节选原文 —
╭──
此时,按照当时有关的政策规定,学生们也开始拿工资了,每人的工资是48。50元。因此,桂未明回忆说,当时有同学据此戏称自己是“4850部队”。
直到1972年底1973年初,上海戏剧学院才开始正式为余秋雨那届毕业生分配工作。余秋雨留校工作。
“石一歌”里小阿弟
“《鲁迅传》写作小组”的工作地点在复旦大学学生宿舍10号楼的一层103、104室,为“写作组”文艺组的下属组织。最早的成员有高义龙、陈孝全、吴欢章、江巨荣、周献明、夏志明、林琴书、邓琴芳、孙光萱、余秋雨、王一纲,小组成员共11人。“石一歌”(“十一个”的谐音)的笔名也因此而来。“《鲁迅传》写作小组”也借调过一些人员,下设一些资料小组等。1973年,因为学生毕业和工作调动,剩下陈孝全、孙光萱、夏志明、江巨荣,后来陆续补充了吴立昌、刘崇义、曾文渊,共七人。
1972年1月3日,68届毕业生余秋雨因为写作组的胡锡涛推荐,成为“《鲁迅传》写作小组”的成员。
1971年,周恩来总理陪同埃塞俄比亚塞拉西皇帝到上海访问,在与上海市革命委员会负责人的谈话中,询问上海有没有学鲁迅小组。周总理说,鲁迅在上海战斗了十年,最光辉的十年,上海应该有这样的小组。林彪“自我爆炸”后,江青抛出了毛泽东给她的一封信,内有“我的心和鲁迅的心是相通的”,“要严于解剖自己”。从此学习鲁迅开始掀起高潮。
1971年11月29日,当时的上海市委第一书记张春桥授意朱永嘉,“是不是写一个《鲁迅传》?两万字也可以。”据原写作组文艺组成员徐缉熙介绍,当时的写作组已经承担了上海市委宣传部的职能。所以这件事就交给写作组来组织。朱永嘉立即着手物色人选,组建班子。人员由“写作组”另外一位负责人徐景贤(后成为上海革命委员会副主任),亲自审批。
由于研究鲁迅的人在上海并不多,所以只能找一些中青年的鲁迅研究工作者。初选人马主要来自上海各个文化教育单位,有文科大学的现代文学教员,年纪都在40岁左右。朱永嘉觉得这些人年龄偏大,希望有才华的年轻人加入,胡锡涛就推荐了68届毕业生余秋雨。后来因为想培养自己的理论队伍,先后又有中学教师、文化系统的干部、复旦大学中文系的工农兵学员加入到这个小组里来。
在行政上,“《鲁迅传》写作小组”直接受“写作组”文艺组领导。吃住都在复旦大学,后勤工作由复旦负责。
╰──
小练习 1 — 根据这段节选,“《鲁迅传》写作小组”的工作地点在哪里?
小练习 2 — 照原样重打这段节选中的一部分:从含有“此时,按照当时有关的政策规定”的地方开始,打到“昌、刘崇义、曾文渊,共七人。”为止。
后附的各行资料与此无关。

所给资料 —
╭──
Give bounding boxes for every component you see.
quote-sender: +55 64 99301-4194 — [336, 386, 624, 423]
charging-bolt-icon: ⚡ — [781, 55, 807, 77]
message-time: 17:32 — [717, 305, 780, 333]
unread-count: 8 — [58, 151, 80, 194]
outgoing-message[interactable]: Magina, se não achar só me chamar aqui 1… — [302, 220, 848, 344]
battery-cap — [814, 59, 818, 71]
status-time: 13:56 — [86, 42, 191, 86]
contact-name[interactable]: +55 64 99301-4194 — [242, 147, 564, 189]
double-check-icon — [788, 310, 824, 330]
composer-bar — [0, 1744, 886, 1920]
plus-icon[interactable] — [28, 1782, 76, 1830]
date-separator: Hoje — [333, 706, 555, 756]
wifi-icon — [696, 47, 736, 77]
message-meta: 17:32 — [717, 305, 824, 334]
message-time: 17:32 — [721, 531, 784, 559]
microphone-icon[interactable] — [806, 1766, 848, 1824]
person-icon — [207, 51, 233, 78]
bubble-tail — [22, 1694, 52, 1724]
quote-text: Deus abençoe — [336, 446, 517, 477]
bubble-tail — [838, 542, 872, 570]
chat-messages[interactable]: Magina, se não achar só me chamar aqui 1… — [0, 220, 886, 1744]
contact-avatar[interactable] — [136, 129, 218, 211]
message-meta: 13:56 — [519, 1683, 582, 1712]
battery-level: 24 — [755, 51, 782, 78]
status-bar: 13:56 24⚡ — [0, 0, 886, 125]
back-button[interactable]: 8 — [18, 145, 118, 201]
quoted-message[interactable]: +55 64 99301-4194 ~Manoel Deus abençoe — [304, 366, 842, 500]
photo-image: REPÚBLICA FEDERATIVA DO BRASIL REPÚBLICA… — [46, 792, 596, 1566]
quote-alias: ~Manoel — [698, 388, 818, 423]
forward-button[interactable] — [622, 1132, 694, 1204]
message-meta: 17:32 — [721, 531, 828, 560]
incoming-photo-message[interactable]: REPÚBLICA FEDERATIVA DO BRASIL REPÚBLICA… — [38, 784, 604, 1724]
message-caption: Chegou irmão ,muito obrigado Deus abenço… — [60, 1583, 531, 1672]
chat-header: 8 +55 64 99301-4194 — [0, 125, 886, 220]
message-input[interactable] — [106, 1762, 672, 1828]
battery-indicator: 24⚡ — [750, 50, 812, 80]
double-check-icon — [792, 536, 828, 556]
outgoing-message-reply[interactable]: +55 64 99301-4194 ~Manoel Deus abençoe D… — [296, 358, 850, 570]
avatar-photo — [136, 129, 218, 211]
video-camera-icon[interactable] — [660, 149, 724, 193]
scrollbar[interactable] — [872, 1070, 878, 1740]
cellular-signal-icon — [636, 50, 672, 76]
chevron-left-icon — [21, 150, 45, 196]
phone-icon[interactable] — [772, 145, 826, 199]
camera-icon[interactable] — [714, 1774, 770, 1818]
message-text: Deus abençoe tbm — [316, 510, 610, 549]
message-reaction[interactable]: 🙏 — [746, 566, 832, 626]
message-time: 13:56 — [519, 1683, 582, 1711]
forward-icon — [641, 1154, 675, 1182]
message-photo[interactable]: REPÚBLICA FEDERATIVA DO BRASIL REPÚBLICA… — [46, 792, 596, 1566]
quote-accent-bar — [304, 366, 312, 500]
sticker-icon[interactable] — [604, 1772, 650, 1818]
╰──
参考答案 1 — 复旦大学学生宿舍10号楼的一层103、104室。

参考答案 2 —
此时,按照当时有关的政策规定,学生们也开始拿工资了,每人的工资是48。50元。因此,桂未明回忆说,当时有同学据此戏称自己是“4850部队”。
直到1972年底1973年初,上海戏剧学院才开始正式为余秋雨那届毕业生分配工作。余秋雨留校工作。
“石一歌”里小阿弟
“《鲁迅传》写作小组”的工作地点在复旦大学学生宿舍10号楼的一层103、104室,为“写作组”文艺组的下属组织。最早的成员有高义龙、陈孝全、吴欢章、江巨荣、周献明、夏志明、林琴书、邓琴芳、孙光萱、余秋雨、王一纲,小组成员共11人。“石一歌”(“十一个”的谐音)的笔名也因此而来。“《鲁迅传》写作小组”也借调过一些人员,下设一些资料小组等。1973年,因为学生毕业和工作调动,剩下陈孝全、孙光萱、夏志明、江巨荣,后来陆续补充了吴立昌、刘崇义、曾文渊,共七人。